● **GIVEN TASK**
Retype every entry word for word.

= = = = = = =

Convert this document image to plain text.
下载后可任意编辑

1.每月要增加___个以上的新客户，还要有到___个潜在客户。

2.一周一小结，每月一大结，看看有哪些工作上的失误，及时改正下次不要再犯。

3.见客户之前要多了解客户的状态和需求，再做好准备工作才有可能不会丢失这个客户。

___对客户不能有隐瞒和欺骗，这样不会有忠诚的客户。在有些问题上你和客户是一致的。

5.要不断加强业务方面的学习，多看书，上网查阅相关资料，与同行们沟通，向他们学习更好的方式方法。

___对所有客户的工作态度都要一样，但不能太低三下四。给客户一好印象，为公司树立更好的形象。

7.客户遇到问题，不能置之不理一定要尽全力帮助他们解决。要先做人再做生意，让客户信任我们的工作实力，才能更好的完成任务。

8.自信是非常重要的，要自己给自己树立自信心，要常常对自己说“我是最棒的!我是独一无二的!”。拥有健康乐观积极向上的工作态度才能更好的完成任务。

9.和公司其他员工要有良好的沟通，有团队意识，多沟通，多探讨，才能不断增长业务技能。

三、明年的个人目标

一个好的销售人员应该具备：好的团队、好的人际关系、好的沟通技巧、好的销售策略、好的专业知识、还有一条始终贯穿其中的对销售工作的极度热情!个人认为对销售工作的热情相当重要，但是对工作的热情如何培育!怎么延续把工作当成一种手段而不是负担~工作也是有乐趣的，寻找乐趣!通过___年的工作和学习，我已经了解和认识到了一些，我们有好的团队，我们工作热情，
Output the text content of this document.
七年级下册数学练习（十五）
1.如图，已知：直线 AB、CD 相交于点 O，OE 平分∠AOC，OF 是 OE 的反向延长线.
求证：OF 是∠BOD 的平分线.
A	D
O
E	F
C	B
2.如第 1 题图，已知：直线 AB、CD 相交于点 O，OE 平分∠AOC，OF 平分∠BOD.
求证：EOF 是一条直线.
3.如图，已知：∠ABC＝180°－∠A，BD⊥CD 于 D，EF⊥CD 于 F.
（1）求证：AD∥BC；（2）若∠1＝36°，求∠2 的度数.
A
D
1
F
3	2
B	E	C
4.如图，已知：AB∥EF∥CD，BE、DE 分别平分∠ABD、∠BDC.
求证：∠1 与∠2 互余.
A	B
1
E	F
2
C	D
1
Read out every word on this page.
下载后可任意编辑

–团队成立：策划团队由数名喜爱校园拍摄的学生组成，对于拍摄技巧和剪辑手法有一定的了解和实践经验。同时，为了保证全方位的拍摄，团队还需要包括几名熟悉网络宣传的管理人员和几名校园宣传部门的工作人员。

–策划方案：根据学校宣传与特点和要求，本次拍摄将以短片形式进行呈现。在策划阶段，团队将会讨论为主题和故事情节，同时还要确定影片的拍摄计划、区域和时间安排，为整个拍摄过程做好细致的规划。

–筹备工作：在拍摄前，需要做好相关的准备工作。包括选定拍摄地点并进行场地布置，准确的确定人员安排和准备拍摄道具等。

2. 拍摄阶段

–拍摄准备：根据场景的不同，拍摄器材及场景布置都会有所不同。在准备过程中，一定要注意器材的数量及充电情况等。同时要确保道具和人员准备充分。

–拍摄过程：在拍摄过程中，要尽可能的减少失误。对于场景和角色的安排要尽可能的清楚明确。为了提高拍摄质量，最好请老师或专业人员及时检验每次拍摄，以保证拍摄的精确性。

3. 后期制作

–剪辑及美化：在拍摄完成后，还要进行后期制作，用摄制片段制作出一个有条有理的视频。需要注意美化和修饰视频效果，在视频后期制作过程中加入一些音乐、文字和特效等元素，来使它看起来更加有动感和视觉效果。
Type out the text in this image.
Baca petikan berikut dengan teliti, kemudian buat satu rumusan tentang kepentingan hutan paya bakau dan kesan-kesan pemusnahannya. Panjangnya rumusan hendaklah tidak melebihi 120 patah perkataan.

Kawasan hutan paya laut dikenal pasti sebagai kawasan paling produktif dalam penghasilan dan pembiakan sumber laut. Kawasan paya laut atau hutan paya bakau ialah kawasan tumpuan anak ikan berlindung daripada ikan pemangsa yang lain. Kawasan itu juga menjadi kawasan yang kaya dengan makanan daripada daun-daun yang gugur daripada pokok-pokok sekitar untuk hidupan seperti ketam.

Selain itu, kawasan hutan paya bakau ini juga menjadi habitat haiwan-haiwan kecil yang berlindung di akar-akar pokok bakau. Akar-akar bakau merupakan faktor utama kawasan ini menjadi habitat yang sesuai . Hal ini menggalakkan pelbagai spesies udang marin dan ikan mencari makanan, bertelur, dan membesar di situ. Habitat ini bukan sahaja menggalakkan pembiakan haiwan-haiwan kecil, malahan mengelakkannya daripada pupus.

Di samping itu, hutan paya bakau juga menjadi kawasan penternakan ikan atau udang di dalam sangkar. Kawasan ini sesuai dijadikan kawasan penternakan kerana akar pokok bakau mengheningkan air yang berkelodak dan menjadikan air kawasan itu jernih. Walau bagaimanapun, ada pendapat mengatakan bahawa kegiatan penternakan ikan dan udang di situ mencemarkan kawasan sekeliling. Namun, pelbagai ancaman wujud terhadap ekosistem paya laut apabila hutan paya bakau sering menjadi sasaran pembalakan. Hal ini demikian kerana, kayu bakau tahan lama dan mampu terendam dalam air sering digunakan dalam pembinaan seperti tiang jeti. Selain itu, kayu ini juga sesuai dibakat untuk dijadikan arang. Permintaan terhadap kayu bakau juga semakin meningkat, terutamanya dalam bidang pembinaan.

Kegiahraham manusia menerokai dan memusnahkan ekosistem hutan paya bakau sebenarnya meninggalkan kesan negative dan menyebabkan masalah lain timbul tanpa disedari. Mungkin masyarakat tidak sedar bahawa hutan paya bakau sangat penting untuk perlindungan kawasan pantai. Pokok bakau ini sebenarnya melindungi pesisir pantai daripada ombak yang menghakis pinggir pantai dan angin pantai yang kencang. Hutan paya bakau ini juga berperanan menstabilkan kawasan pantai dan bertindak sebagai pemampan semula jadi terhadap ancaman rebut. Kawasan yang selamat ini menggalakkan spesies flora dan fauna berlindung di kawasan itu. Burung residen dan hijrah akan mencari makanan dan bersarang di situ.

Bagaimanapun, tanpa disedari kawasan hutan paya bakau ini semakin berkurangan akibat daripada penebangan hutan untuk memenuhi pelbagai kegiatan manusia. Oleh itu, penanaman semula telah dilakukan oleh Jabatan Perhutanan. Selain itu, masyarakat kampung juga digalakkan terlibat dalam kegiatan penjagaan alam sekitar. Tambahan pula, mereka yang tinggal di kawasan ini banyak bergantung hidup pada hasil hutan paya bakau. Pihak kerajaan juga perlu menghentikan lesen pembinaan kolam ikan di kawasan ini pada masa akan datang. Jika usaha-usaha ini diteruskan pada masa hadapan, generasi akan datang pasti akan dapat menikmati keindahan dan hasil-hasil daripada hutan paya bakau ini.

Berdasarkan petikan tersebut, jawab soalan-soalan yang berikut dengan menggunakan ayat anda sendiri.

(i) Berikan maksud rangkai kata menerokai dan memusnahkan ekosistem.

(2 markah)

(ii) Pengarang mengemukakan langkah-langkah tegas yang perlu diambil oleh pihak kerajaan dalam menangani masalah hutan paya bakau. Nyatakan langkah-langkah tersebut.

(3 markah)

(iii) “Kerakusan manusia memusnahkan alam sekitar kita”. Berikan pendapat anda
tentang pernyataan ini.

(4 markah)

= = = = = = =

● **EXERCISE RESPONSE**
Convert this document image to plain text.
下载后可任意编辑

1.每月要增加___个以上的新客户，还要有到___个潜在客户。

2.一周一小结，每月一大结，看看有哪些工作上的失误，及时改正下次不要再犯。

3.见客户之前要多了解客户的状态和需求，再做好准备工作才有可能不会丢失这个客户。

___对客户不能有隐瞒和欺骗，这样不会有忠诚的客户。在有些问题上你和客户是一致的。

5.要不断加强业务方面的学习，多看书，上网查阅相关资料，与同行们沟通，向他们学习更好的方式方法。

___对所有客户的工作态度都要一样，但不能太低三下四。给客户一好印象，为公司树立更好的形象。

7.客户遇到问题，不能置之不理一定要尽全力帮助他们解决。要先做人再做生意，让客户信任我们的工作实力，才能更好的完成任务。

8.自信是非常重要的，要自己给自己树立自信心，要常常对自己说“我是最棒的!我是独一无二的!”。拥有健康乐观积极向上的工作态度才能更好的完成任务。

9.和公司其他员工要有良好的沟通，有团队意识，多沟通，多探讨，才能不断增长业务技能。

三、明年的个人目标

一个好的销售人员应该具备：好的团队、好的人际关系、好的沟通技巧、好的销售策略、好的专业知识、还有一条始终贯穿其中的对销售工作的极度热情!个人认为对销售工作的热情相当重要，但是对工作的热情如何培育!怎么延续把工作当成一种手段而不是负担~工作也是有乐趣的，寻找乐趣!通过___年的工作和学习，我已经了解和认识到了一些，我们有好的团队，我们工作热情，
Output the text content of this document.
七年级下册数学练习（十五）
1.如图，已知：直线 AB、CD 相交于点 O，OE 平分∠AOC，OF 是 OE 的反向延长线.
求证：OF 是∠BOD 的平分线.
A	D
O
E	F
C	B
2.如第 1 题图，已知：直线 AB、CD 相交于点 O，OE 平分∠AOC，OF 平分∠BOD.
求证：EOF 是一条直线.
3.如图，已知：∠ABC＝180°－∠A，BD⊥CD 于 D，EF⊥CD 于 F.
（1）求证：AD∥BC；（2）若∠1＝36°，求∠2 的度数.
A
D
1
F
3	2
B	E	C
4.如图，已知：AB∥EF∥CD，BE、DE 分别平分∠ABD、∠BDC.
求证：∠1 与∠2 互余.
A	B
1
E	F
2
C	D
1
Read out every word on this page.
下载后可任意编辑

–团队成立：策划团队由数名喜爱校园拍摄的学生组成，对于拍摄技巧和剪辑手法有一定的了解和实践经验。同时，为了保证全方位的拍摄，团队还需要包括几名熟悉网络宣传的管理人员和几名校园宣传部门的工作人员。

–策划方案：根据学校宣传与特点和要求，本次拍摄将以短片形式进行呈现。在策划阶段，团队将会讨论为主题和故事情节，同时还要确定影片的拍摄计划、区域和时间安排，为整个拍摄过程做好细致的规划。

–筹备工作：在拍摄前，需要做好相关的准备工作。包括选定拍摄地点并进行场地布置，准确的确定人员安排和准备拍摄道具等。

2. 拍摄阶段

–拍摄准备：根据场景的不同，拍摄器材及场景布置都会有所不同。在准备过程中，一定要注意器材的数量及充电情况等。同时要确保道具和人员准备充分。

–拍摄过程：在拍摄过程中，要尽可能的减少失误。对于场景和角色的安排要尽可能的清楚明确。为了提高拍摄质量，最好请老师或专业人员及时检验每次拍摄，以保证拍摄的精确性。

3. 后期制作

–剪辑及美化：在拍摄完成后，还要进行后期制作，用摄制片段制作出一个有条有理的视频。需要注意美化和修饰视频效果，在视频后期制作过程中加入一些音乐、文字和特效等元素，来使它看起来更加有动感和视觉效果。
Type out the text in this image.
Baca petikan berikut dengan teliti, kemudian buat satu rumusan tentang kepentingan hutan paya bakau dan kesan-kesan pemusnahannya. Panjangnya rumusan hendaklah tidak melebihi 120 patah perkataan.

Kawasan hutan paya laut dikenal pasti sebagai kawasan paling produktif dalam penghasilan dan pembiakan sumber laut. Kawasan paya laut atau hutan paya bakau ialah kawasan tumpuan anak ikan berlindung daripada ikan pemangsa yang lain. Kawasan itu juga menjadi kawasan yang kaya dengan makanan daripada daun-daun yang gugur daripada pokok-pokok sekitar untuk hidupan seperti ketam.

Selain itu, kawasan hutan paya bakau ini juga menjadi habitat haiwan-haiwan kecil yang berlindung di akar-akar pokok bakau. Akar-akar bakau merupakan faktor utama kawasan ini menjadi habitat yang sesuai . Hal ini menggalakkan pelbagai spesies udang marin dan ikan mencari makanan, bertelur, dan membesar di situ. Habitat ini bukan sahaja menggalakkan pembiakan haiwan-haiwan kecil, malahan mengelakkannya daripada pupus.

Di samping itu, hutan paya bakau juga menjadi kawasan penternakan ikan atau udang di dalam sangkar. Kawasan ini sesuai dijadikan kawasan penternakan kerana akar pokok bakau mengheningkan air yang berkelodak dan menjadikan air kawasan itu jernih. Walau bagaimanapun, ada pendapat mengatakan bahawa kegiatan penternakan ikan dan udang di situ mencemarkan kawasan sekeliling. Namun, pelbagai ancaman wujud terhadap ekosistem paya laut apabila hutan paya bakau sering menjadi sasaran pembalakan. Hal ini demikian kerana, kayu bakau tahan lama dan mampu terendam dalam air sering digunakan dalam pembinaan seperti tiang jeti. Selain itu, kayu ini juga sesuai dibakat untuk dijadikan arang. Permintaan terhadap kayu bakau juga semakin meningkat, terutamanya dalam bidang pembinaan.

Kegiahraham manusia menerokai dan memusnahkan ekosistem hutan paya bakau sebenarnya meninggalkan kesan negative dan menyebabkan masalah lain timbul tanpa disedari. Mungkin masyarakat tidak sedar bahawa hutan paya bakau sangat penting untuk perlindungan kawasan pantai. Pokok bakau ini sebenarnya melindungi pesisir pantai daripada ombak yang menghakis pinggir pantai dan angin pantai yang kencang. Hutan paya bakau ini juga berperanan menstabilkan kawasan pantai dan bertindak sebagai pemampan semula jadi terhadap ancaman rebut. Kawasan yang selamat ini menggalakkan spesies flora dan fauna berlindung di kawasan itu. Burung residen dan hijrah akan mencari makanan dan bersarang di situ.

Bagaimanapun, tanpa disedari kawasan hutan paya bakau ini semakin berkurangan akibat daripada penebangan hutan untuk memenuhi pelbagai kegiatan manusia. Oleh itu, penanaman semula telah dilakukan oleh Jabatan Perhutanan. Selain itu, masyarakat kampung juga digalakkan terlibat dalam kegiatan penjagaan alam sekitar. Tambahan pula, mereka yang tinggal di kawasan ini banyak bergantung hidup pada hasil hutan paya bakau. Pihak kerajaan juga perlu menghentikan lesen pembinaan kolam ikan di kawasan ini pada masa akan datang. Jika usaha-usaha ini diteruskan pada masa hadapan, generasi akan datang pasti akan dapat menikmati keindahan dan hasil-hasil daripada hutan paya bakau ini.

Berdasarkan petikan tersebut, jawab soalan-soalan yang berikut dengan menggunakan ayat anda sendiri.

(i) Berikan maksud rangkai kata menerokai dan memusnahkan ekosistem.

(2 markah)

(ii) Pengarang mengemukakan langkah-langkah tegas yang perlu diambil oleh pihak kerajaan dalam menangani masalah hutan paya bakau. Nyatakan langkah-langkah tersebut.

(3 markah)

(iii) “Kerakusan manusia memusnahkan alam sekitar kita”. Berikan pendapat anda
tentang pernyataan ini.

(4 markah)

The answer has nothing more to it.